>> begin Dataset extract
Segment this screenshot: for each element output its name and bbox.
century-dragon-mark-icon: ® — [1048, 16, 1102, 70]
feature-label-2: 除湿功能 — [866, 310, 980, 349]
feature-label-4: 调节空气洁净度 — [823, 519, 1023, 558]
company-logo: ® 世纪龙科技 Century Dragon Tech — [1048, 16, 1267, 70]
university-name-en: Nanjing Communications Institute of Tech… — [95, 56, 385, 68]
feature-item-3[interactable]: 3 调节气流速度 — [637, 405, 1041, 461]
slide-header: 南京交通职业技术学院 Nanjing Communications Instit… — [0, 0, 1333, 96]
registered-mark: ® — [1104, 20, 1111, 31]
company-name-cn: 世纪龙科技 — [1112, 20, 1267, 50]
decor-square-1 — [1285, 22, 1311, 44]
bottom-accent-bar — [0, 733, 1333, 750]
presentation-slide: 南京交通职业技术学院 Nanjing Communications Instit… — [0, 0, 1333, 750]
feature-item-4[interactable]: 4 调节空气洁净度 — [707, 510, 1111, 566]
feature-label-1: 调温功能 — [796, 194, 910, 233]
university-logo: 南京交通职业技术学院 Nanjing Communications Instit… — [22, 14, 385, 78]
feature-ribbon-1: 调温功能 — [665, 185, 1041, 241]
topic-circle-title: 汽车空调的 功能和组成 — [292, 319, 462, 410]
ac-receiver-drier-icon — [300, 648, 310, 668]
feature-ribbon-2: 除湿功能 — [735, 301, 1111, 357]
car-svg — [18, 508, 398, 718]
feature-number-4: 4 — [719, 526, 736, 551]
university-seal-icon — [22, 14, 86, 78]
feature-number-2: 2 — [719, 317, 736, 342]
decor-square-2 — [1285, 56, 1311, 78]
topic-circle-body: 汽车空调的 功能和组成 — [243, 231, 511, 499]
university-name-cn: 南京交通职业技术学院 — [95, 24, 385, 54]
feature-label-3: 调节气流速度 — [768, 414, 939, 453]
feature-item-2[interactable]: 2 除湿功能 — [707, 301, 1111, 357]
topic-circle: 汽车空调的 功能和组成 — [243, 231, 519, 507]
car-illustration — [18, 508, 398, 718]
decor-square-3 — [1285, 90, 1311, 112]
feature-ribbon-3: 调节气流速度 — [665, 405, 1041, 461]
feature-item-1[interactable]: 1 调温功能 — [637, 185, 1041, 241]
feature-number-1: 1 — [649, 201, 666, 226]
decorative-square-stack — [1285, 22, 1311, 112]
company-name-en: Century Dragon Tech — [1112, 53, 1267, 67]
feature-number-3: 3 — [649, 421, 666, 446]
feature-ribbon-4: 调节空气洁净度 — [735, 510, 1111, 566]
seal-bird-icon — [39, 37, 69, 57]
>> end Dataset extract
▸ **Task to complete**
Can you format the lines from the start of the data through the line containing "company-logo: ® 世纪龙科技", inclusive, as a JSON list of strings, with one string per line and blank lines left out?

▸ **Written response**
[
  "Segment this screenshot: for each element output its name and bbox.",
  "century-dragon-mark-icon: ® — [1048, 16, 1102, 70]",
  "feature-label-2: 除湿功能 — [866, 310, 980, 349]",
  "feature-label-4: 调节空气洁净度 — [823, 519, 1023, 558]",
  "company-logo: ® 世纪龙科技 Century Dragon Tech — [1048, 16, 1267, 70]"
]